— begin —

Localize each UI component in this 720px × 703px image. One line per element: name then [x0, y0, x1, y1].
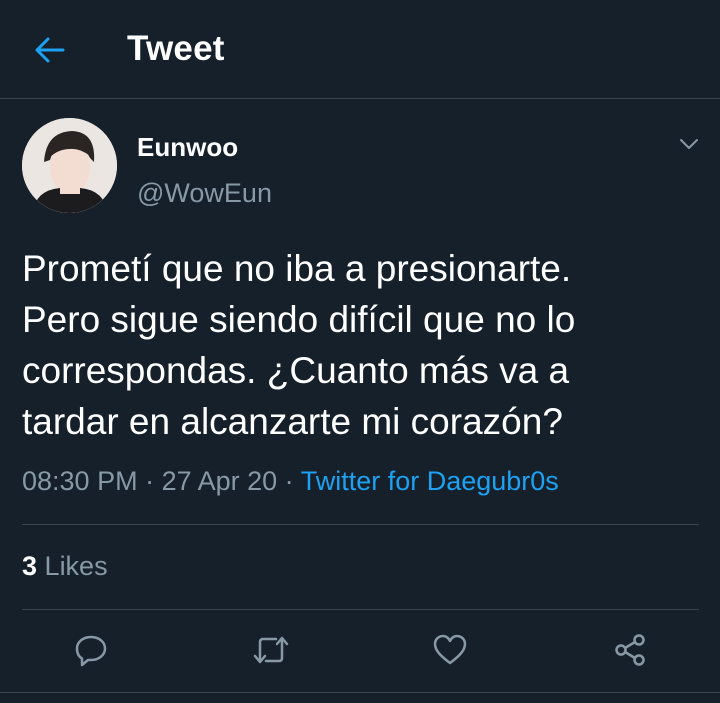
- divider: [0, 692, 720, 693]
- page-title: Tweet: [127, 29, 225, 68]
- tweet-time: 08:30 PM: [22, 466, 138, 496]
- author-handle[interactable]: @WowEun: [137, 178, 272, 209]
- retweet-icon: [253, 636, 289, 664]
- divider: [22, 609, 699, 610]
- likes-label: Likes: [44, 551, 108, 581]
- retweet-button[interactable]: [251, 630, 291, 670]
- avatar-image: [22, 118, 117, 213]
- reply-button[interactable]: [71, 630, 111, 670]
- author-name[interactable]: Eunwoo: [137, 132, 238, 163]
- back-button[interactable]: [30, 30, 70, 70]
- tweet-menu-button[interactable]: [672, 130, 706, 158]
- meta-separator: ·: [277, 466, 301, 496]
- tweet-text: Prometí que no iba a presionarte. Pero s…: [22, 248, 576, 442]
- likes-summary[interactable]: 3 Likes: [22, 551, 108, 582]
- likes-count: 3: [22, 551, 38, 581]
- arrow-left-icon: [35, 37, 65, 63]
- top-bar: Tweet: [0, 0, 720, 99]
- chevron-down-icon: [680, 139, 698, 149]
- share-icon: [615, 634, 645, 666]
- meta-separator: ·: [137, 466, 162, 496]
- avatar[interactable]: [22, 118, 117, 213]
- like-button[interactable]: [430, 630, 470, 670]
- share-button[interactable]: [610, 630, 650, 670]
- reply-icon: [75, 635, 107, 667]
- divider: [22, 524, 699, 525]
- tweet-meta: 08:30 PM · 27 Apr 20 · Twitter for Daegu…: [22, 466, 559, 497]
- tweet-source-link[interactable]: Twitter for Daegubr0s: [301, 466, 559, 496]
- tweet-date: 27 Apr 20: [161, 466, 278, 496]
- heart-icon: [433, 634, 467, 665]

— end —

Return every line of the records above verbatim, leaving the picture out of the answer.

Localize each UI component in this 720px × 703px image. One line per element: name then [x0, y0, x1, y1].
- divider: [0, 692, 720, 693]
- page-title: Tweet: [127, 29, 225, 68]
- tweet-time: 08:30 PM: [22, 466, 138, 496]
- author-handle[interactable]: @WowEun: [137, 178, 272, 209]
- retweet-icon: [253, 636, 289, 664]
- divider: [22, 609, 699, 610]
- likes-label: Likes: [44, 551, 108, 581]
- retweet-button[interactable]: [251, 630, 291, 670]
- avatar-image: [22, 118, 117, 213]
- reply-button[interactable]: [71, 630, 111, 670]
- author-name[interactable]: Eunwoo: [137, 132, 238, 163]
- back-button[interactable]: [30, 30, 70, 70]
- tweet-menu-button[interactable]: [672, 130, 706, 158]
- meta-separator: ·: [277, 466, 301, 496]
- tweet-text: Prometí que no iba a presionarte. Pero s…: [22, 248, 576, 442]
- likes-summary[interactable]: 3 Likes: [22, 551, 108, 582]
- likes-count: 3: [22, 551, 38, 581]
- arrow-left-icon: [35, 37, 65, 63]
- top-bar: Tweet: [0, 0, 720, 99]
- chevron-down-icon: [680, 139, 698, 149]
- share-icon: [615, 634, 645, 666]
- meta-separator: ·: [137, 466, 162, 496]
- avatar[interactable]: [22, 118, 117, 213]
- like-button[interactable]: [430, 630, 470, 670]
- share-button[interactable]: [610, 630, 650, 670]
- reply-icon: [75, 635, 107, 667]
- divider: [22, 524, 699, 525]
- tweet-meta: 08:30 PM · 27 Apr 20 · Twitter for Daegu…: [22, 466, 559, 497]
- tweet-source-link[interactable]: Twitter for Daegubr0s: [301, 466, 559, 496]
- tweet-date: 27 Apr 20: [161, 466, 278, 496]
- heart-icon: [433, 634, 467, 665]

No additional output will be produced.